- [WHAT IS EXPECTED] Copy out each line of the data holding "name".

----- EXERCISE DATA -----

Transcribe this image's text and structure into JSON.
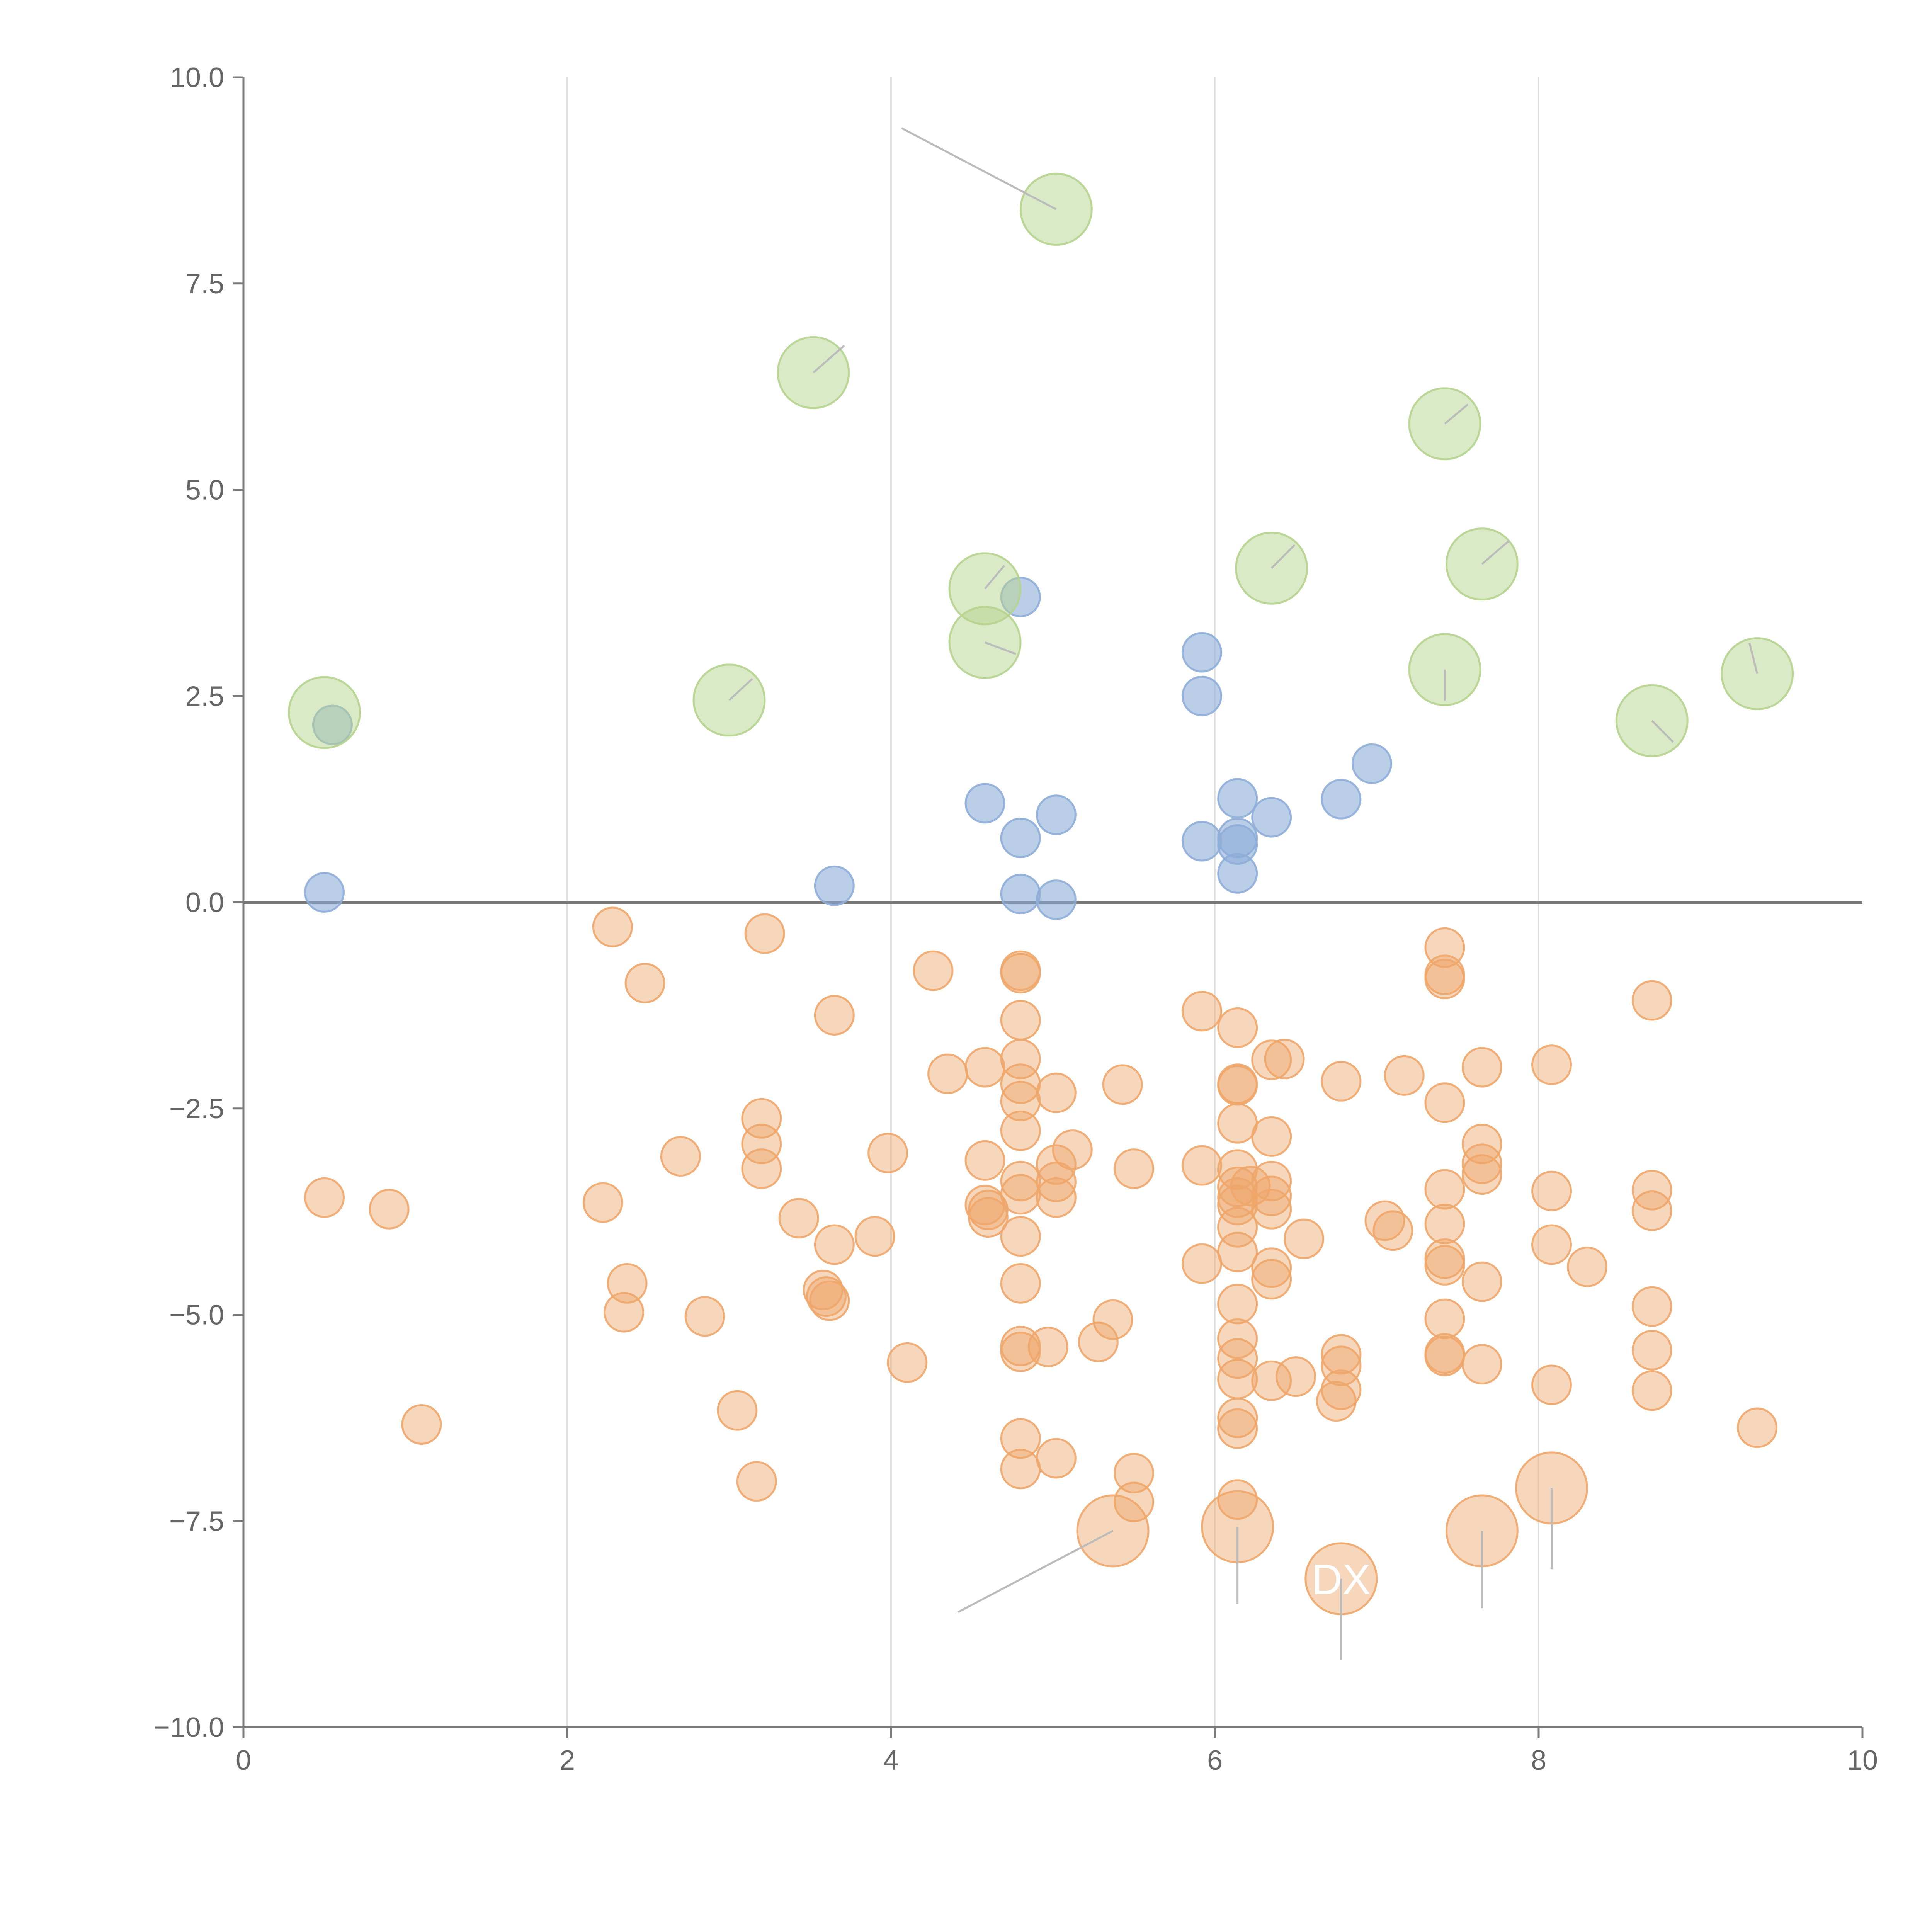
{
  "chart_data": {
    "type": "scatter",
    "title": "",
    "xlabel": "",
    "ylabel": "",
    "xlim": [
      0,
      10
    ],
    "ylim": [
      -10,
      10
    ],
    "x_ticks": [
      "0",
      "2",
      "4",
      "6",
      "8",
      "10"
    ],
    "y_ticks": [
      "−10.0",
      "−7.5",
      "−5.0",
      "−2.5",
      "0.0",
      "2.5",
      "5.0",
      "7.5",
      "10.0"
    ],
    "grid": "vertical",
    "zero_line": true,
    "colors": {
      "positive": "#8eadd8",
      "negative": "#eea66a",
      "highlight_top": "#b5d38e",
      "annotation_line": "#bbbbbb",
      "axis": "#7b7b7b"
    },
    "series": [
      {
        "name": "positive",
        "points": [
          [
            0.5,
            0.12
          ],
          [
            0.55,
            2.15
          ],
          [
            3.65,
            0.2
          ],
          [
            4.58,
            1.2
          ],
          [
            4.8,
            3.7
          ],
          [
            4.8,
            0.78
          ],
          [
            4.8,
            0.1
          ],
          [
            5.02,
            1.06
          ],
          [
            5.02,
            0.03
          ],
          [
            5.92,
            3.03
          ],
          [
            5.92,
            2.5
          ],
          [
            5.92,
            0.74
          ],
          [
            6.14,
            1.26
          ],
          [
            6.14,
            0.78
          ],
          [
            6.14,
            0.7
          ],
          [
            6.14,
            0.35
          ],
          [
            6.35,
            1.03
          ],
          [
            6.78,
            1.25
          ],
          [
            6.97,
            1.68
          ]
        ]
      },
      {
        "name": "negative",
        "points": [
          [
            0.5,
            -3.58
          ],
          [
            0.9,
            -3.72
          ],
          [
            1.1,
            -6.33
          ],
          [
            2.22,
            -3.64
          ],
          [
            2.28,
            -0.3
          ],
          [
            2.35,
            -4.97
          ],
          [
            2.37,
            -4.62
          ],
          [
            2.48,
            -0.98
          ],
          [
            2.7,
            -3.08
          ],
          [
            2.85,
            -5.02
          ],
          [
            3.05,
            -6.16
          ],
          [
            3.17,
            -7.02
          ],
          [
            3.2,
            -3.23
          ],
          [
            3.2,
            -2.62
          ],
          [
            3.2,
            -2.93
          ],
          [
            3.22,
            -0.38
          ],
          [
            3.43,
            -3.83
          ],
          [
            3.58,
            -4.7
          ],
          [
            3.6,
            -4.78
          ],
          [
            3.62,
            -4.83
          ],
          [
            3.65,
            -1.37
          ],
          [
            3.65,
            -4.15
          ],
          [
            3.9,
            -4.05
          ],
          [
            3.98,
            -3.04
          ],
          [
            4.1,
            -5.58
          ],
          [
            4.26,
            -0.83
          ],
          [
            4.35,
            -2.08
          ],
          [
            4.58,
            -2.0
          ],
          [
            4.58,
            -3.13
          ],
          [
            4.58,
            -3.67
          ],
          [
            4.6,
            -3.73
          ],
          [
            4.6,
            -3.82
          ],
          [
            4.8,
            -0.83
          ],
          [
            4.8,
            -0.86
          ],
          [
            4.8,
            -1.43
          ],
          [
            4.8,
            -1.9
          ],
          [
            4.8,
            -2.2
          ],
          [
            4.8,
            -2.41
          ],
          [
            4.8,
            -2.77
          ],
          [
            4.8,
            -3.38
          ],
          [
            4.8,
            -3.54
          ],
          [
            4.8,
            -4.05
          ],
          [
            4.8,
            -4.62
          ],
          [
            4.8,
            -5.38
          ],
          [
            4.8,
            -5.45
          ],
          [
            4.8,
            -6.5
          ],
          [
            4.8,
            -6.87
          ],
          [
            4.97,
            -5.39
          ],
          [
            5.02,
            -2.31
          ],
          [
            5.02,
            -3.18
          ],
          [
            5.02,
            -3.39
          ],
          [
            5.02,
            -3.58
          ],
          [
            5.02,
            -6.74
          ],
          [
            5.12,
            -3.0
          ],
          [
            5.28,
            -5.33
          ],
          [
            5.37,
            -5.06
          ],
          [
            5.43,
            -2.21
          ],
          [
            5.5,
            -3.23
          ],
          [
            5.5,
            -6.92
          ],
          [
            5.5,
            -7.27
          ],
          [
            5.92,
            -1.32
          ],
          [
            5.92,
            -3.19
          ],
          [
            5.92,
            -4.38
          ],
          [
            6.14,
            -1.52
          ],
          [
            6.14,
            -2.2
          ],
          [
            6.14,
            -2.22
          ],
          [
            6.14,
            -2.68
          ],
          [
            6.14,
            -3.24
          ],
          [
            6.14,
            -3.45
          ],
          [
            6.14,
            -3.58
          ],
          [
            6.14,
            -3.67
          ],
          [
            6.14,
            -3.94
          ],
          [
            6.14,
            -4.24
          ],
          [
            6.14,
            -4.87
          ],
          [
            6.14,
            -5.29
          ],
          [
            6.14,
            -5.53
          ],
          [
            6.14,
            -5.78
          ],
          [
            6.14,
            -6.25
          ],
          [
            6.14,
            -6.38
          ],
          [
            6.14,
            -7.24
          ],
          [
            6.22,
            -3.44
          ],
          [
            6.35,
            -1.91
          ],
          [
            6.35,
            -2.84
          ],
          [
            6.35,
            -3.38
          ],
          [
            6.35,
            -3.56
          ],
          [
            6.35,
            -3.72
          ],
          [
            6.35,
            -4.43
          ],
          [
            6.35,
            -4.57
          ],
          [
            6.35,
            -5.8
          ],
          [
            6.43,
            -1.9
          ],
          [
            6.5,
            -5.75
          ],
          [
            6.55,
            -4.08
          ],
          [
            6.75,
            -6.05
          ],
          [
            6.78,
            -2.17
          ],
          [
            6.78,
            -5.48
          ],
          [
            6.78,
            -5.62
          ],
          [
            6.78,
            -5.91
          ],
          [
            7.05,
            -3.86
          ],
          [
            7.1,
            -3.98
          ],
          [
            7.17,
            -2.1
          ],
          [
            7.42,
            -0.55
          ],
          [
            7.42,
            -0.88
          ],
          [
            7.42,
            -0.93
          ],
          [
            7.42,
            -2.43
          ],
          [
            7.42,
            -3.48
          ],
          [
            7.42,
            -3.9
          ],
          [
            7.42,
            -4.32
          ],
          [
            7.42,
            -4.4
          ],
          [
            7.42,
            -5.05
          ],
          [
            7.42,
            -5.47
          ],
          [
            7.42,
            -5.5
          ],
          [
            7.65,
            -2.0
          ],
          [
            7.65,
            -2.93
          ],
          [
            7.65,
            -3.17
          ],
          [
            7.65,
            -3.3
          ],
          [
            7.65,
            -4.6
          ],
          [
            7.65,
            -5.6
          ],
          [
            8.08,
            -1.97
          ],
          [
            8.08,
            -3.5
          ],
          [
            8.08,
            -4.15
          ],
          [
            8.08,
            -5.85
          ],
          [
            8.3,
            -4.42
          ],
          [
            8.7,
            -1.19
          ],
          [
            8.7,
            -3.49
          ],
          [
            8.7,
            -3.74
          ],
          [
            8.7,
            -4.9
          ],
          [
            8.7,
            -5.43
          ],
          [
            8.7,
            -5.92
          ],
          [
            9.35,
            -6.37
          ]
        ]
      },
      {
        "name": "top_positive",
        "points": [
          [
            0.5,
            2.3
          ],
          [
            3.0,
            2.45
          ],
          [
            3.52,
            6.42
          ],
          [
            4.58,
            3.8
          ],
          [
            4.58,
            3.15
          ],
          [
            5.02,
            8.4
          ],
          [
            6.35,
            4.05
          ],
          [
            7.42,
            5.8
          ],
          [
            7.42,
            2.82
          ],
          [
            7.65,
            4.1
          ],
          [
            8.7,
            2.2
          ],
          [
            9.35,
            2.77
          ]
        ]
      },
      {
        "name": "top_negative",
        "points": [
          [
            5.37,
            -7.62
          ],
          [
            6.14,
            -7.57
          ],
          [
            6.78,
            -8.2
          ],
          [
            7.65,
            -7.62
          ],
          [
            8.08,
            -7.1
          ]
        ]
      }
    ],
    "annotations": [
      {
        "x": 6.78,
        "y": -8.2,
        "label": "DX"
      }
    ]
  }
}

-----

- [EXERCISE RESULT]
        "name": "positive",
        "name": "negative",
        "name": "top_positive",
        "name": "top_negative",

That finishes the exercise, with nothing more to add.